* Goal *
Restate every line of the material, word for word.

(Data entries)
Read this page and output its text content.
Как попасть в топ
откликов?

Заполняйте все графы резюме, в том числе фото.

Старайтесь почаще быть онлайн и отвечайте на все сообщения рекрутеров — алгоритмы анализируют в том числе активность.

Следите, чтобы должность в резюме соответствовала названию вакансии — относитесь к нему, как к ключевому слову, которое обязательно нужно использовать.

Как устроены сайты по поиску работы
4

* Right answer *
Read this page and output its text content.
Как попасть в топ
откликов?

Заполняйте все графы резюме, в том числе фото.

Старайтесь почаще быть онлайн и отвечайте на все сообщения рекрутеров — алгоритмы анализируют в том числе активность.

Следите, чтобы должность в резюме соответствовала названию вакансии — относитесь к нему, как к ключевому слову, которое обязательно нужно использовать.

Как устроены сайты по поиску работы
4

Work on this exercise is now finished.